##### Input rows
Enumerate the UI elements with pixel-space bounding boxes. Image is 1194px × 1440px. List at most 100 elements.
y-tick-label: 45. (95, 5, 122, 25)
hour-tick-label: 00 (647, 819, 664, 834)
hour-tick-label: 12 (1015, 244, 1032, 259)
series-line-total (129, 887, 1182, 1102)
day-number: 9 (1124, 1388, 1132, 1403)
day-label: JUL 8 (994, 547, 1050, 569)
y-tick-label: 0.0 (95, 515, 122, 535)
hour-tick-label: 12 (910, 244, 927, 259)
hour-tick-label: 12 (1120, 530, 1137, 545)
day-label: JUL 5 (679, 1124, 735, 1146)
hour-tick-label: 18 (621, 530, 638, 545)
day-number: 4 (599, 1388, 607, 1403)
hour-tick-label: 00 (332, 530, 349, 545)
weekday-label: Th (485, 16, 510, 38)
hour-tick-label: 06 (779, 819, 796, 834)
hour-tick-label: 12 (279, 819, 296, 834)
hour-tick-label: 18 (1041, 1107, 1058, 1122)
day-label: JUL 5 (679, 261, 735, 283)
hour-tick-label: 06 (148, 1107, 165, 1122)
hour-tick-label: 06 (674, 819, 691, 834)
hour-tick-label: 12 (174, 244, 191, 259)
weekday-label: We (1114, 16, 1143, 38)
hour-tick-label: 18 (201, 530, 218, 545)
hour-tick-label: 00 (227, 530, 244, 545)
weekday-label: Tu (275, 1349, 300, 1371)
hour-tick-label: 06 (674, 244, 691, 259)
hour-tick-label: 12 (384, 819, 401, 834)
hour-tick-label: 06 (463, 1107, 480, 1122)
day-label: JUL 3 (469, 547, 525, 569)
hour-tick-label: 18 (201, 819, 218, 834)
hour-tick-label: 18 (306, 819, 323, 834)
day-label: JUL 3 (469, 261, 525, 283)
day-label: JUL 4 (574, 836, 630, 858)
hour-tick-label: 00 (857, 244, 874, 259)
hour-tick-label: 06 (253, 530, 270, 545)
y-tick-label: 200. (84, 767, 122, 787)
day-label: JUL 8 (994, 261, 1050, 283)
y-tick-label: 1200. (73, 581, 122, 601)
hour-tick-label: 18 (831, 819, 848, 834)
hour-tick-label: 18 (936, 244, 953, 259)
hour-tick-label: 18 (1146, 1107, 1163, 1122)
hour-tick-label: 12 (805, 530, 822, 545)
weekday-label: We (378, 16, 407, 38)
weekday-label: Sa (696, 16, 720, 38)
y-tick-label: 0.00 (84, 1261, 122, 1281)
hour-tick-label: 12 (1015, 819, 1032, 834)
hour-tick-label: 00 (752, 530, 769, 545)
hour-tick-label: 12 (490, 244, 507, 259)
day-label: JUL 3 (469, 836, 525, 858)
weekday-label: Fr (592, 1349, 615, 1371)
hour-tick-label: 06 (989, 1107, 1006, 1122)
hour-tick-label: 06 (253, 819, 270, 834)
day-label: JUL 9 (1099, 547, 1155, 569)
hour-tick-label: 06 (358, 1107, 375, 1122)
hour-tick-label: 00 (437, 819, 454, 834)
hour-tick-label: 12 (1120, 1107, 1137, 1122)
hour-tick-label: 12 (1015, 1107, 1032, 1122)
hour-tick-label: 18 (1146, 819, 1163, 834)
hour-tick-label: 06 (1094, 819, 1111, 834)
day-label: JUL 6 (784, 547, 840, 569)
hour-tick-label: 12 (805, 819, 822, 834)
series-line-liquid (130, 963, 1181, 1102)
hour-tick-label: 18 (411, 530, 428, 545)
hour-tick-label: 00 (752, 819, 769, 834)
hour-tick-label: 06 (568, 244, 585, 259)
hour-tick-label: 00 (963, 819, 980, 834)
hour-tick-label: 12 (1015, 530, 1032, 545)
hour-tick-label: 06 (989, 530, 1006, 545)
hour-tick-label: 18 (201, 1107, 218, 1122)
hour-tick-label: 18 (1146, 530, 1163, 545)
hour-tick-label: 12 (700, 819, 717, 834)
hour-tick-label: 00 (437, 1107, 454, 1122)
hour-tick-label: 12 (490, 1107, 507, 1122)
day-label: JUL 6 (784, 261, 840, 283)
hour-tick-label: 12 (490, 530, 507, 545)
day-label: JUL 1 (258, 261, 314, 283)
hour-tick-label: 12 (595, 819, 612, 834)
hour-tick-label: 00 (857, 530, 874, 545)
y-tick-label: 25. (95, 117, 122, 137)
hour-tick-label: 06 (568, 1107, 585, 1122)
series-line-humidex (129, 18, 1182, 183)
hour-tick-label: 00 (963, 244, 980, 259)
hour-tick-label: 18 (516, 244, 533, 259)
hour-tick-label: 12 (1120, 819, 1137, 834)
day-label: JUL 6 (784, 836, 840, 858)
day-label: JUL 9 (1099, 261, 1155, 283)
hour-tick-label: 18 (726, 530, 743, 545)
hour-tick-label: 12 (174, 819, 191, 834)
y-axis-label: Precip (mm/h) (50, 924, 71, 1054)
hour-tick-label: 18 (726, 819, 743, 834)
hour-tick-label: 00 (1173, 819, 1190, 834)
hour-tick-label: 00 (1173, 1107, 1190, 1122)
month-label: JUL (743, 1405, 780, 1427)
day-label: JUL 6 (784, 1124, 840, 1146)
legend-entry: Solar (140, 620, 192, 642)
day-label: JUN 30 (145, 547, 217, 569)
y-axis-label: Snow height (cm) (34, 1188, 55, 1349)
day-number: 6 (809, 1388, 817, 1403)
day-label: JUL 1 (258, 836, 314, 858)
##########
◆ **Exercise directions**
Rewrite the listing with every "Snow height" changed to "Snow depth" and everything else unchanged.

◆ **Final result**
Enumerate the UI elements with pixel-space bounding boxes. Image is 1194px × 1440px. List at most 100 elements.
y-tick-label: 45. (95, 5, 122, 25)
hour-tick-label: 00 (647, 819, 664, 834)
hour-tick-label: 12 (1015, 244, 1032, 259)
series-line-total (129, 887, 1182, 1102)
day-number: 9 (1124, 1388, 1132, 1403)
day-label: JUL 8 (994, 547, 1050, 569)
y-tick-label: 0.0 (95, 515, 122, 535)
hour-tick-label: 12 (910, 244, 927, 259)
hour-tick-label: 12 (1120, 530, 1137, 545)
day-label: JUL 5 (679, 1124, 735, 1146)
hour-tick-label: 18 (621, 530, 638, 545)
day-number: 4 (599, 1388, 607, 1403)
hour-tick-label: 00 (332, 530, 349, 545)
weekday-label: Th (485, 16, 510, 38)
hour-tick-label: 06 (779, 819, 796, 834)
hour-tick-label: 12 (279, 819, 296, 834)
hour-tick-label: 18 (1041, 1107, 1058, 1122)
day-label: JUL 5 (679, 261, 735, 283)
hour-tick-label: 06 (148, 1107, 165, 1122)
hour-tick-label: 06 (674, 819, 691, 834)
hour-tick-label: 12 (174, 244, 191, 259)
weekday-label: We (1114, 16, 1143, 38)
hour-tick-label: 18 (201, 530, 218, 545)
hour-tick-label: 00 (227, 530, 244, 545)
weekday-label: Tu (275, 1349, 300, 1371)
hour-tick-label: 06 (674, 244, 691, 259)
hour-tick-label: 12 (384, 819, 401, 834)
hour-tick-label: 06 (463, 1107, 480, 1122)
day-label: JUL 3 (469, 547, 525, 569)
hour-tick-label: 18 (201, 819, 218, 834)
hour-tick-label: 18 (306, 819, 323, 834)
day-label: JUL 3 (469, 261, 525, 283)
day-label: JUL 4 (574, 836, 630, 858)
hour-tick-label: 00 (857, 244, 874, 259)
hour-tick-label: 06 (253, 530, 270, 545)
y-tick-label: 200. (84, 767, 122, 787)
day-label: JUL 8 (994, 261, 1050, 283)
y-tick-label: 1200. (73, 581, 122, 601)
hour-tick-label: 18 (831, 819, 848, 834)
hour-tick-label: 18 (936, 244, 953, 259)
hour-tick-label: 18 (1146, 1107, 1163, 1122)
hour-tick-label: 12 (805, 530, 822, 545)
weekday-label: We (378, 16, 407, 38)
weekday-label: Sa (696, 16, 720, 38)
y-tick-label: 0.00 (84, 1261, 122, 1281)
hour-tick-label: 12 (1015, 819, 1032, 834)
hour-tick-label: 00 (752, 530, 769, 545)
hour-tick-label: 12 (490, 244, 507, 259)
day-label: JUL 3 (469, 836, 525, 858)
weekday-label: Fr (592, 1349, 615, 1371)
hour-tick-label: 06 (989, 1107, 1006, 1122)
hour-tick-label: 06 (253, 819, 270, 834)
day-label: JUL 9 (1099, 547, 1155, 569)
hour-tick-label: 06 (358, 1107, 375, 1122)
hour-tick-label: 00 (437, 819, 454, 834)
hour-tick-label: 12 (1120, 1107, 1137, 1122)
hour-tick-label: 12 (1015, 1107, 1032, 1122)
hour-tick-label: 18 (1146, 819, 1163, 834)
hour-tick-label: 06 (1094, 819, 1111, 834)
day-label: JUL 6 (784, 547, 840, 569)
hour-tick-label: 12 (805, 819, 822, 834)
series-line-liquid (130, 963, 1181, 1102)
hour-tick-label: 18 (411, 530, 428, 545)
hour-tick-label: 00 (752, 819, 769, 834)
hour-tick-label: 06 (568, 244, 585, 259)
hour-tick-label: 00 (963, 819, 980, 834)
hour-tick-label: 12 (1015, 530, 1032, 545)
hour-tick-label: 06 (989, 530, 1006, 545)
hour-tick-label: 18 (201, 1107, 218, 1122)
hour-tick-label: 18 (1146, 530, 1163, 545)
hour-tick-label: 12 (700, 819, 717, 834)
hour-tick-label: 00 (437, 1107, 454, 1122)
hour-tick-label: 12 (490, 1107, 507, 1122)
day-label: JUL 6 (784, 261, 840, 283)
hour-tick-label: 12 (490, 530, 507, 545)
day-label: JUL 1 (258, 261, 314, 283)
hour-tick-label: 12 (595, 819, 612, 834)
hour-tick-label: 00 (857, 530, 874, 545)
y-tick-label: 25. (95, 117, 122, 137)
hour-tick-label: 06 (568, 1107, 585, 1122)
series-line-humidex (129, 18, 1182, 183)
hour-tick-label: 00 (963, 244, 980, 259)
hour-tick-label: 18 (516, 244, 533, 259)
hour-tick-label: 12 (1120, 819, 1137, 834)
day-label: JUL 6 (784, 836, 840, 858)
day-label: JUL 9 (1099, 261, 1155, 283)
hour-tick-label: 18 (726, 530, 743, 545)
hour-tick-label: 12 (174, 819, 191, 834)
y-axis-label: Precip (mm/h) (50, 924, 71, 1054)
hour-tick-label: 18 (726, 819, 743, 834)
hour-tick-label: 00 (1173, 819, 1190, 834)
hour-tick-label: 00 (1173, 1107, 1190, 1122)
month-label: JUL (743, 1405, 780, 1427)
day-label: JUL 6 (784, 1124, 840, 1146)
legend-entry: Solar (140, 620, 192, 642)
day-label: JUN 30 (145, 547, 217, 569)
y-axis-label: Snow depth (cm) (34, 1188, 55, 1349)
day-number: 6 (809, 1388, 817, 1403)
day-label: JUL 1 (258, 836, 314, 858)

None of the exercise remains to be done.